Return the entries below verbatim. Pictures stay out.

[start of Provided data]

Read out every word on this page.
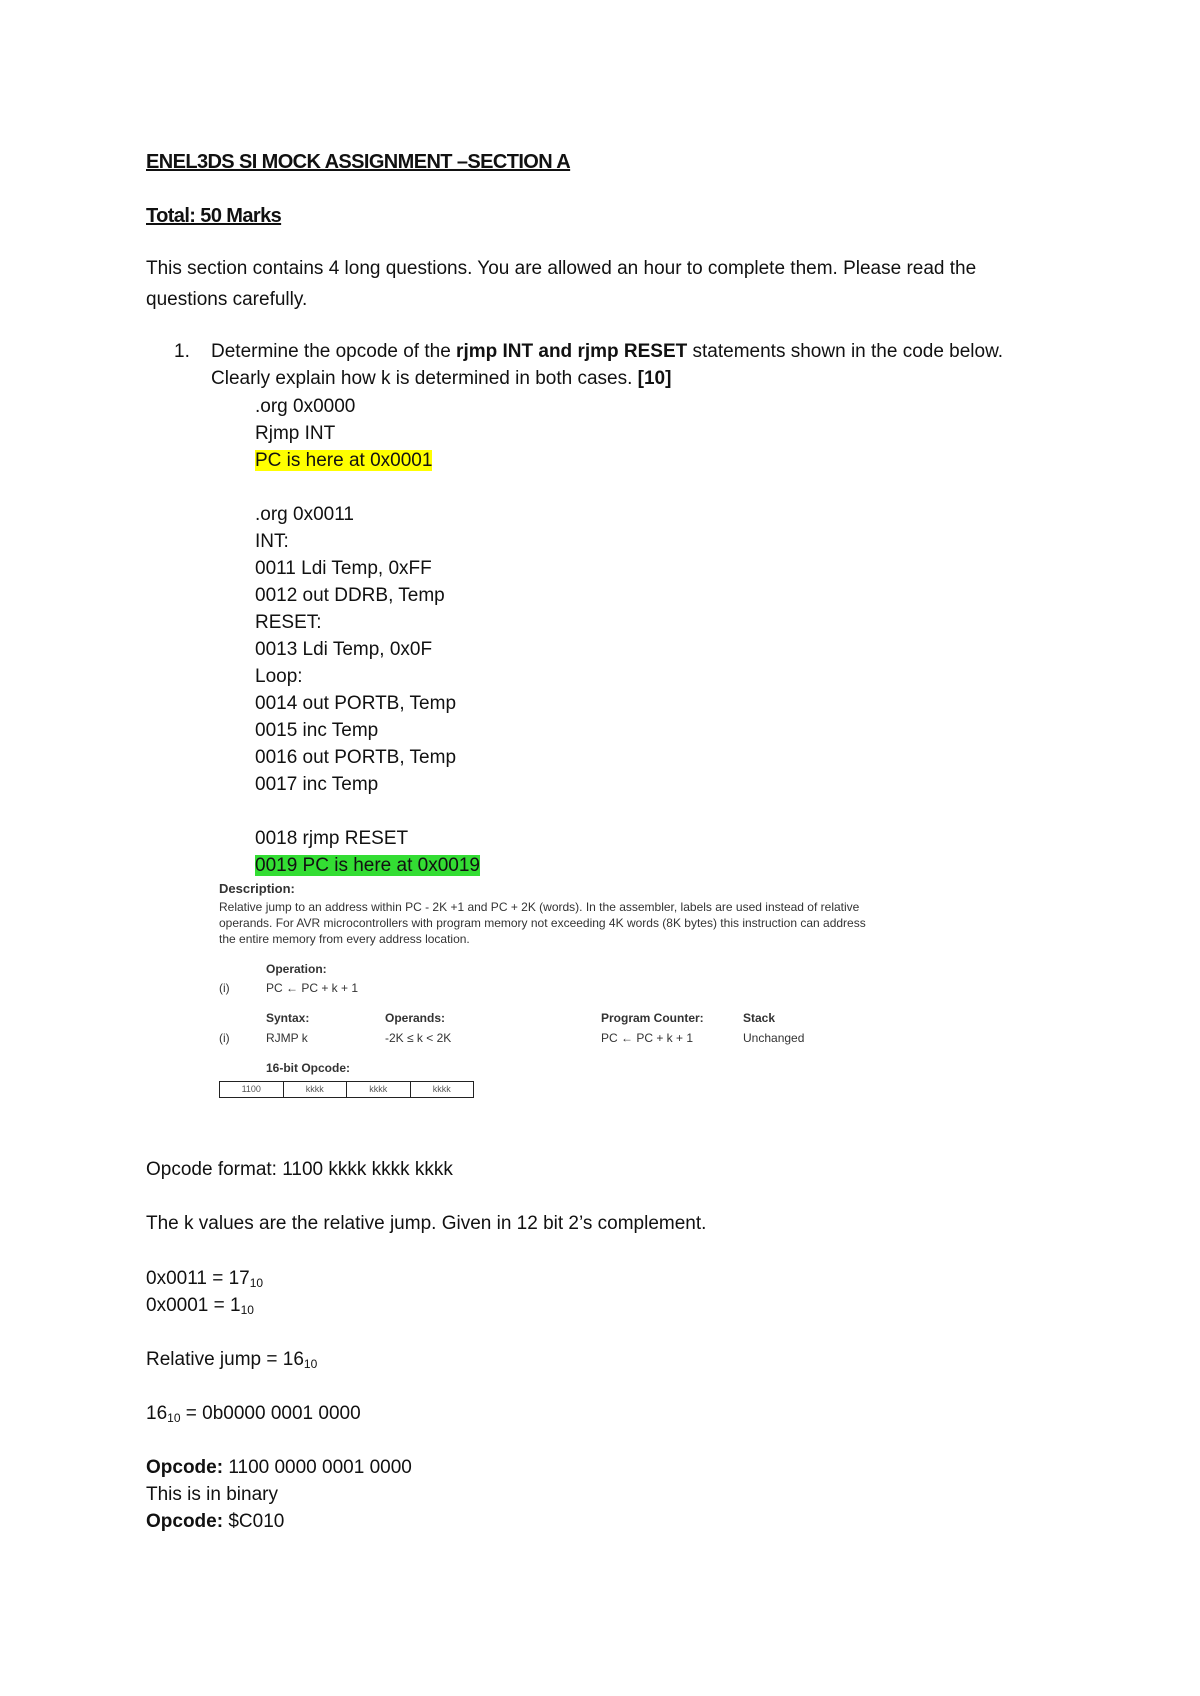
ENEL3DS SI MOCK ASSIGNMENT –SECTION A
Total: 50 Marks
This section contains 4 long questions. You are allowed an hour to complete them. Please read the
questions carefully.
1. Determine the opcode of the rjmp INT and rjmp RESET statements shown in the code below.
Clearly explain how k is determined in both cases. [10]
.org 0x0000
Rjmp INT
PC is here at 0x0001
.org 0x0011
INT:
0011 Ldi Temp, 0xFF
0012 out DDRB, Temp
RESET:
0013 Ldi Temp, 0x0F
Loop:
0014 out PORTB, Temp
0015 inc Temp
0016 out PORTB, Temp
0017 inc Temp
0018 rjmp RESET
0019 PC is here at 0x0019
Description:
Relative jump to an address within PC - 2K +1 and PC + 2K (words). In the assembler, labels are used instead of relative
operands. For AVR microcontrollers with program memory not exceeding 4K words (8K bytes) this instruction can address
the entire memory from every address location.
Operation:
(i)	PC ← PC + k + 1
Syntax:	Operands:	Program Counter:	Stack
(i)	RJMP k	-2K ≤ k < 2K	PC ← PC + k + 1	Unchanged
16-bit Opcode:
1100	kkkk	kkkk	kkkk
Opcode format: 1100 kkkk kkkk kkkk
The k values are the relative jump. Given in 12 bit 2’s complement.
$0x0011 = 17_{10}$
$0x0001 = 1_{10}$
Relative jump = $16_{10}$
$16_{10} = 0b0000$ 0001 0000
Opcode: 1100 0000 0001 0000
This is in binary
Opcode: $C010
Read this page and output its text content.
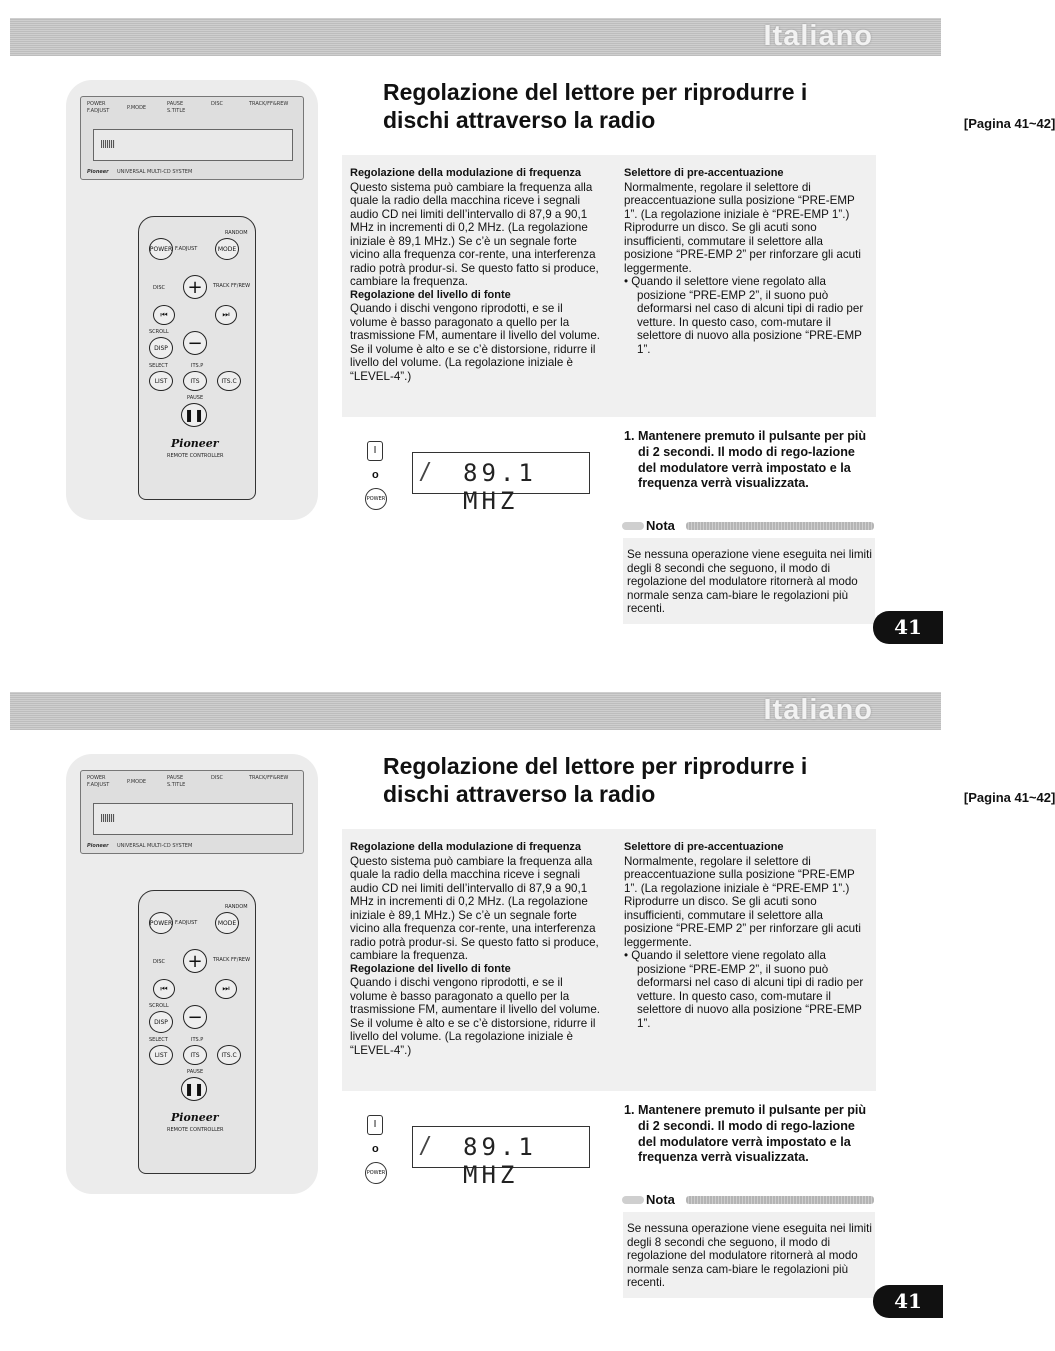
Italiano
POWER
F.ADJUST	P.MODE
PAUSE
S.TITLE
DISC	TRACK/FF&REW
Pioneer UNIVERSAL MULTI-CD SYSTEM
RANDOM
POWER F.ADJUST	MODE
DISC +	TRACK FF/REW
⏮	⏭
SCROLL
DISP −
SELECT	ITS.P
LIST	ITS	ITS.C
PAUSE
❚❚
Pioneer
REMOTE CONTROLLER
Regolazione del lettore per riprodurre i
dischi attraverso la radio	[Pagina 41~42]
Regolazione della modulazione di frequenza

Questo sistema può cambiare la frequenza alla quale la radio della macchina riceve i segnali audio CD nei limiti dell’intervallo di 87,9 a 90,1 MHz in incrementi di 0,2 MHz. (La regolazione iniziale è 89,1 MHz.) Se c’è un segnale forte vicino alla frequenza cor-rente, una interferenza radio potrà produr-si. Se questo fatto si produce, cambiare la frequenza.

Regolazione del livello di fonte

Quando i dischi vengono riprodotti, e se il volume è basso paragonato a quello per la trasmissione FM, aumentare il livello del volume. Se il volume è alto e se c’è distorsione, ridurre il livello del volume. (La regolazione iniziale è “LEVEL-4”.)

Selettore di pre-accentuazione

Normalmente, regolare il selettore di preaccentuazione sulla posizione “PRE-EMP 1”. (La regolazione iniziale è “PRE-EMP 1”.)

Riprodurre un disco. Se gli acuti sono insufficienti, commutare il selettore alla posizione “PRE-EMP 2” per rinforzare gli acuti leggermente.

• Quando il selettore viene regolato alla posizione “PRE-EMP 2”, il suono può deformarsi nel caso di alcuni tipi di radio per vetture. In questo caso, com-mutare il selettore di nuovo alla posizione “PRE-EMP 1”.

I
o
POWER
/ 89.1 MHZ
1. Mantenere premuto il pulsante per più di 2 secondi. Il modo di rego-lazione del modulatore verrà impostato e la frequenza verrà visualizzata.
Nota
Se nessuna operazione viene eseguita nei limiti degli 8 secondi che seguono, il modo di regolazione del modulatore ritornerà al modo normale senza cam-biare le regolazioni più recenti.
41
Italiano
POWER
F.ADJUST	P.MODE
PAUSE
S.TITLE
DISC	TRACK/FF&REW
Pioneer UNIVERSAL MULTI-CD SYSTEM
RANDOM
POWER F.ADJUST	MODE
DISC +	TRACK FF/REW
⏮	⏭
SCROLL
DISP −
SELECT	ITS.P
LIST	ITS	ITS.C
PAUSE
❚❚
Pioneer
REMOTE CONTROLLER
Regolazione del lettore per riprodurre i
dischi attraverso la radio	[Pagina 41~42]
Regolazione della modulazione di frequenza

Questo sistema può cambiare la frequenza alla quale la radio della macchina riceve i segnali audio CD nei limiti dell’intervallo di 87,9 a 90,1 MHz in incrementi di 0,2 MHz. (La regolazione iniziale è 89,1 MHz.) Se c’è un segnale forte vicino alla frequenza cor-rente, una interferenza radio potrà produr-si. Se questo fatto si produce, cambiare la frequenza.

Regolazione del livello di fonte

Quando i dischi vengono riprodotti, e se il volume è basso paragonato a quello per la trasmissione FM, aumentare il livello del volume. Se il volume è alto e se c’è distorsione, ridurre il livello del volume. (La regolazione iniziale è “LEVEL-4”.)

Selettore di pre-accentuazione

Normalmente, regolare il selettore di preaccentuazione sulla posizione “PRE-EMP 1”. (La regolazione iniziale è “PRE-EMP 1”.)

Riprodurre un disco. Se gli acuti sono insufficienti, commutare il selettore alla posizione “PRE-EMP 2” per rinforzare gli acuti leggermente.

• Quando il selettore viene regolato alla posizione “PRE-EMP 2”, il suono può deformarsi nel caso di alcuni tipi di radio per vetture. In questo caso, com-mutare il selettore di nuovo alla posizione “PRE-EMP 1”.

I
o
POWER
/ 89.1 MHZ
1. Mantenere premuto il pulsante per più di 2 secondi. Il modo di rego-lazione del modulatore verrà impostato e la frequenza verrà visualizzata.
Nota
Se nessuna operazione viene eseguita nei limiti degli 8 secondi che seguono, il modo di regolazione del modulatore ritornerà al modo normale senza cam-biare le regolazioni più recenti.
41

[end of Provided data]

● **Expected answer**:
Read out every word on this page.
ENEL3DS SI MOCK ASSIGNMENT –SECTION A
Total: 50 Marks
This section contains 4 long questions. You are allowed an hour to complete them. Please read the
questions carefully.
1. Determine the opcode of the rjmp INT and rjmp RESET statements shown in the code below.
Clearly explain how k is determined in both cases. [10]
.org 0x0000
Rjmp INT
PC is here at 0x0001
.org 0x0011
INT:
0011 Ldi Temp, 0xFF
0012 out DDRB, Temp
RESET:
0013 Ldi Temp, 0x0F
Loop:
0014 out PORTB, Temp
0015 inc Temp
0016 out PORTB, Temp
0017 inc Temp
0018 rjmp RESET
0019 PC is here at 0x0019
Description:
Relative jump to an address within PC - 2K +1 and PC + 2K (words). In the assembler, labels are used instead of relative
operands. For AVR microcontrollers with program memory not exceeding 4K words (8K bytes) this instruction can address
the entire memory from every address location.
Operation:
(i)	PC ← PC + k + 1
Syntax:	Operands:	Program Counter:	Stack
(i)	RJMP k	-2K ≤ k < 2K	PC ← PC + k + 1	Unchanged
16-bit Opcode:
1100	kkkk	kkkk	kkkk
Opcode format: 1100 kkkk kkkk kkkk
The k values are the relative jump. Given in 12 bit 2’s complement.
$0x0011 = 17_{10}$
$0x0001 = 1_{10}$
Relative jump = $16_{10}$
$16_{10} = 0b0000$ 0001 0000
Opcode: 1100 0000 0001 0000
This is in binary
Opcode: $C010
Read this page and output its text content.
Italiano
POWER
F.ADJUST	P.MODE
PAUSE
S.TITLE
DISC	TRACK/FF&REW
Pioneer UNIVERSAL MULTI-CD SYSTEM
RANDOM
POWER F.ADJUST	MODE
DISC +	TRACK FF/REW
⏮	⏭
SCROLL
DISP −
SELECT	ITS.P
LIST	ITS	ITS.C
PAUSE
❚❚
Pioneer
REMOTE CONTROLLER
Regolazione del lettore per riprodurre i
dischi attraverso la radio	[Pagina 41~42]
Regolazione della modulazione di frequenza

Questo sistema può cambiare la frequenza alla quale la radio della macchina riceve i segnali audio CD nei limiti dell’intervallo di 87,9 a 90,1 MHz in incrementi di 0,2 MHz. (La regolazione iniziale è 89,1 MHz.) Se c’è un segnale forte vicino alla frequenza cor-rente, una interferenza radio potrà produr-si. Se questo fatto si produce, cambiare la frequenza.

Regolazione del livello di fonte

Quando i dischi vengono riprodotti, e se il volume è basso paragonato a quello per la trasmissione FM, aumentare il livello del volume. Se il volume è alto e se c’è distorsione, ridurre il livello del volume. (La regolazione iniziale è “LEVEL-4”.)

Selettore di pre-accentuazione

Normalmente, regolare il selettore di preaccentuazione sulla posizione “PRE-EMP 1”. (La regolazione iniziale è “PRE-EMP 1”.)

Riprodurre un disco. Se gli acuti sono insufficienti, commutare il selettore alla posizione “PRE-EMP 2” per rinforzare gli acuti leggermente.

• Quando il selettore viene regolato alla posizione “PRE-EMP 2”, il suono può deformarsi nel caso di alcuni tipi di radio per vetture. In questo caso, com-mutare il selettore di nuovo alla posizione “PRE-EMP 1”.

I
o
POWER
/ 89.1 MHZ
1. Mantenere premuto il pulsante per più di 2 secondi. Il modo di rego-lazione del modulatore verrà impostato e la frequenza verrà visualizzata.
Nota
Se nessuna operazione viene eseguita nei limiti degli 8 secondi che seguono, il modo di regolazione del modulatore ritornerà al modo normale senza cam-biare le regolazioni più recenti.
41
Italiano
POWER
F.ADJUST	P.MODE
PAUSE
S.TITLE
DISC	TRACK/FF&REW
Pioneer UNIVERSAL MULTI-CD SYSTEM
RANDOM
POWER F.ADJUST	MODE
DISC +	TRACK FF/REW
⏮	⏭
SCROLL
DISP −
SELECT	ITS.P
LIST	ITS	ITS.C
PAUSE
❚❚
Pioneer
REMOTE CONTROLLER
Regolazione del lettore per riprodurre i
dischi attraverso la radio	[Pagina 41~42]
Regolazione della modulazione di frequenza

Questo sistema può cambiare la frequenza alla quale la radio della macchina riceve i segnali audio CD nei limiti dell’intervallo di 87,9 a 90,1 MHz in incrementi di 0,2 MHz. (La regolazione iniziale è 89,1 MHz.) Se c’è un segnale forte vicino alla frequenza cor-rente, una interferenza radio potrà produr-si. Se questo fatto si produce, cambiare la frequenza.

Regolazione del livello di fonte

Quando i dischi vengono riprodotti, e se il volume è basso paragonato a quello per la trasmissione FM, aumentare il livello del volume. Se il volume è alto e se c’è distorsione, ridurre il livello del volume. (La regolazione iniziale è “LEVEL-4”.)

Selettore di pre-accentuazione

Normalmente, regolare il selettore di preaccentuazione sulla posizione “PRE-EMP 1”. (La regolazione iniziale è “PRE-EMP 1”.)

Riprodurre un disco. Se gli acuti sono insufficienti, commutare il selettore alla posizione “PRE-EMP 2” per rinforzare gli acuti leggermente.

• Quando il selettore viene regolato alla posizione “PRE-EMP 2”, il suono può deformarsi nel caso di alcuni tipi di radio per vetture. In questo caso, com-mutare il selettore di nuovo alla posizione “PRE-EMP 1”.

I
o
POWER
/ 89.1 MHZ
1. Mantenere premuto il pulsante per più di 2 secondi. Il modo di rego-lazione del modulatore verrà impostato e la frequenza verrà visualizzata.
Nota
Se nessuna operazione viene eseguita nei limiti degli 8 secondi che seguono, il modo di regolazione del modulatore ritornerà al modo normale senza cam-biare le regolazioni più recenti.
41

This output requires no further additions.